### Source data
☆ ☆ ☆

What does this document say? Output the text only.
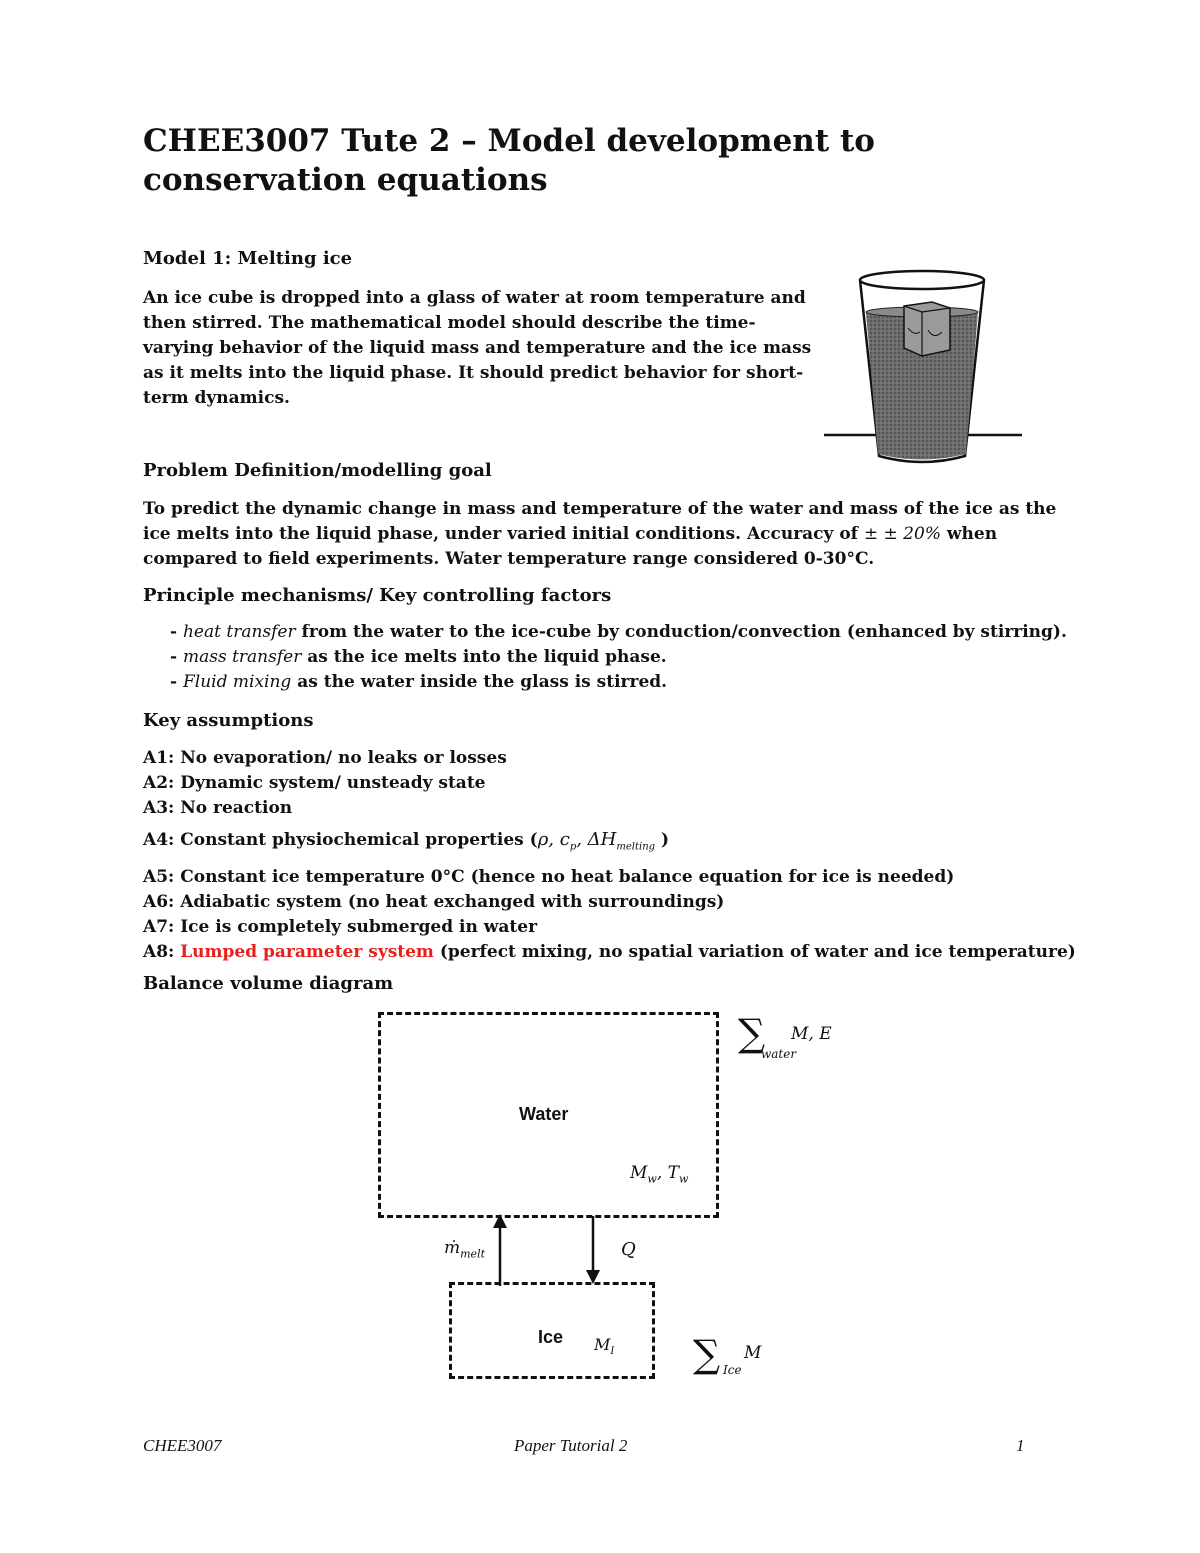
CHEE3007 Tute 2 – Model development to conservation equations
Model 1: Melting ice
An ice cube is dropped into a glass of water at room temperature and then stirred. The mathematical model should describe the time-varying behavior of the liquid mass and temperature and the ice mass as it melts into the liquid phase. It should predict behavior for short-term dynamics.
Problem Definition/modelling goal
To predict the dynamic change in mass and temperature of the water and mass of the ice as the ice melts into the liquid phase, under varied initial conditions. Accuracy of ± ± 20% when compared to field experiments. Water temperature range considered 0-30°C.
Principle mechanisms/ Key controlling factors
- heat transfer from the water to the ice-cube by conduction/convection (enhanced by stirring).
- mass transfer as the ice melts into the liquid phase.
- Fluid mixing as the water inside the glass is stirred.
Key assumptions
A1: No evaporation/ no leaks or losses
A2: Dynamic system/ unsteady state
A3: No reaction
A4: Constant physiochemical properties (ρ, $c_p$, $\Delta H_{melting}$ )
A5: Constant ice temperature 0°C (hence no heat balance equation for ice is needed)
A6: Adiabatic system (no heat exchanged with surroundings)
A7: Ice is completely submerged in water
A8: Lumped parameter system (perfect mixing, no spatial variation of water and ice temperature)
Balance volume diagram
Water
$M_w$, $T_w$
Ice $M_I$
ṁ$_{melt}$	Q
∑
water
M, E
∑ Ice
M
CHEE3007	Paper Tutorial 2	1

☆ ☆ ☆

### Problem requirements
Return every line of the records exactly as given, pictures excluded.

### Exercise output
What does this document say? Output the text only.
CHEE3007 Tute 2 – Model development to conservation equations
Model 1: Melting ice
An ice cube is dropped into a glass of water at room temperature and then stirred. The mathematical model should describe the time-varying behavior of the liquid mass and temperature and the ice mass as it melts into the liquid phase. It should predict behavior for short-term dynamics.
Problem Definition/modelling goal
To predict the dynamic change in mass and temperature of the water and mass of the ice as the ice melts into the liquid phase, under varied initial conditions. Accuracy of ± ± 20% when compared to field experiments. Water temperature range considered 0-30°C.
Principle mechanisms/ Key controlling factors
- heat transfer from the water to the ice-cube by conduction/convection (enhanced by stirring).
- mass transfer as the ice melts into the liquid phase.
- Fluid mixing as the water inside the glass is stirred.
Key assumptions
A1: No evaporation/ no leaks or losses
A2: Dynamic system/ unsteady state
A3: No reaction
A4: Constant physiochemical properties (ρ, $c_p$, $\Delta H_{melting}$ )
A5: Constant ice temperature 0°C (hence no heat balance equation for ice is needed)
A6: Adiabatic system (no heat exchanged with surroundings)
A7: Ice is completely submerged in water
A8: Lumped parameter system (perfect mixing, no spatial variation of water and ice temperature)
Balance volume diagram
Water
$M_w$, $T_w$
Ice $M_I$
ṁ$_{melt}$	Q
∑
water
M, E
∑ Ice
M
CHEE3007	Paper Tutorial 2	1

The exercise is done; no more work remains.